### Task goal
Copy the rows starting at the line containing "folder-drafts[interactable]: 草稿箱 (1)" and ending at the line containing "tab-home[interactable]: 首页 (14, 66, 166, 104)", and replace "move-to-button" with "move-folder-button", keeping everything else unchanged.

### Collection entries

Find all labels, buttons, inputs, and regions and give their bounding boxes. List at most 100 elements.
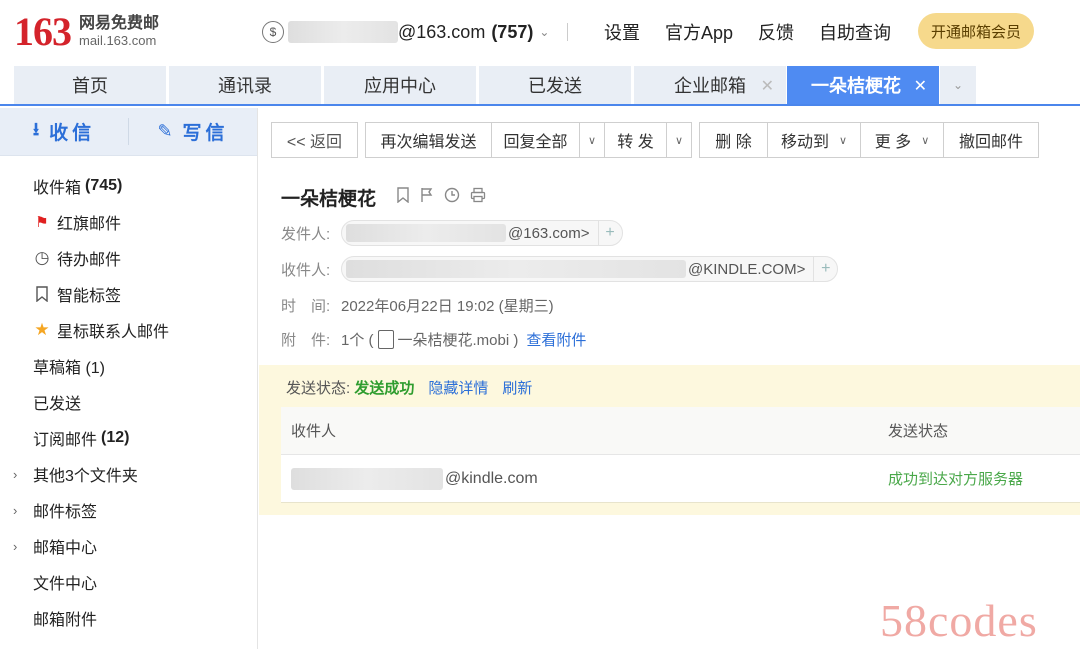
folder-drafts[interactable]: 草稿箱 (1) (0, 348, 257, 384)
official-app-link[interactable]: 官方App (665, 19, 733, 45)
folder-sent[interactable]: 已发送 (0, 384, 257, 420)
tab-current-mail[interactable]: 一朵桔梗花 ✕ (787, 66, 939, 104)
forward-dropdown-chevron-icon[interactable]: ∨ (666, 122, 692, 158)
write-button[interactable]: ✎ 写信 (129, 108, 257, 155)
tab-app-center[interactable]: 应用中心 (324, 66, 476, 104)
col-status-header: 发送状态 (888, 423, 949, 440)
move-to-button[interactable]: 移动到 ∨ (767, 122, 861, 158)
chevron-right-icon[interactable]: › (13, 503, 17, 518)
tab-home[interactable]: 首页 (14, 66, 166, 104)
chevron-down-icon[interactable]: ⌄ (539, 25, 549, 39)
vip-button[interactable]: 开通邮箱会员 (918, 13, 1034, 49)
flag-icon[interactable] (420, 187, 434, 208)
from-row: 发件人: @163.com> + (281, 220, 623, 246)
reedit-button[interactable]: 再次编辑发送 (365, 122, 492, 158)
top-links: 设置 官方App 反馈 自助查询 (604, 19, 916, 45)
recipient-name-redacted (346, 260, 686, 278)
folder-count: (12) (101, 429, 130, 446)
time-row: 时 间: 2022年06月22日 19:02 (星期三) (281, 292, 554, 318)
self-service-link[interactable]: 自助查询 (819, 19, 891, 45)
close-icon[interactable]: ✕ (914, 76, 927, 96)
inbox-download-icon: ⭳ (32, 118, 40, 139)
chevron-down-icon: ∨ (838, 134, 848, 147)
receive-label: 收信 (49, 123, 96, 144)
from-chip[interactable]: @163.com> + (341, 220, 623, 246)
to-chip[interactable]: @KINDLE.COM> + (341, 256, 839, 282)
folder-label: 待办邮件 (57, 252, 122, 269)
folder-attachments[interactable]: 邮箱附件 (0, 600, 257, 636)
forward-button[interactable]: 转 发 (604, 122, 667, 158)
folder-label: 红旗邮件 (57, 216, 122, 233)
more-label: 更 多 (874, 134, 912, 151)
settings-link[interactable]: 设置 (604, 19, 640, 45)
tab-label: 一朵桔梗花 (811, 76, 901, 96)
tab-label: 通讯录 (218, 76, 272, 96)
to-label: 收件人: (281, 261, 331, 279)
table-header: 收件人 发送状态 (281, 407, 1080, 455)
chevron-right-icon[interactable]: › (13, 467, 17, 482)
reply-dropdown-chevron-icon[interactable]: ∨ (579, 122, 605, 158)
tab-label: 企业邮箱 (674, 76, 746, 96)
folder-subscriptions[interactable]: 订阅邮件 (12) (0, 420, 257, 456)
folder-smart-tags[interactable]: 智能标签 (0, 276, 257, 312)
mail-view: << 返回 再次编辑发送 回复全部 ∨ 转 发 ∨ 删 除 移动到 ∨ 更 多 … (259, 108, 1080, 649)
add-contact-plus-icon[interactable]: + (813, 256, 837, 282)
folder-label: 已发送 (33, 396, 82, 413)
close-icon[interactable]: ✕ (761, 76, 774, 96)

### Task solution
folder-drafts[interactable]: 草稿箱 (1) (0, 348, 257, 384)
official-app-link[interactable]: 官方App (665, 19, 733, 45)
folder-sent[interactable]: 已发送 (0, 384, 257, 420)
tab-current-mail[interactable]: 一朵桔梗花 ✕ (787, 66, 939, 104)
forward-dropdown-chevron-icon[interactable]: ∨ (666, 122, 692, 158)
write-button[interactable]: ✎ 写信 (129, 108, 257, 155)
tab-app-center[interactable]: 应用中心 (324, 66, 476, 104)
col-status-header: 发送状态 (888, 423, 949, 440)
move-folder-button[interactable]: 移动到 ∨ (767, 122, 861, 158)
chevron-right-icon[interactable]: › (13, 503, 17, 518)
tab-home[interactable]: 首页 (14, 66, 166, 104)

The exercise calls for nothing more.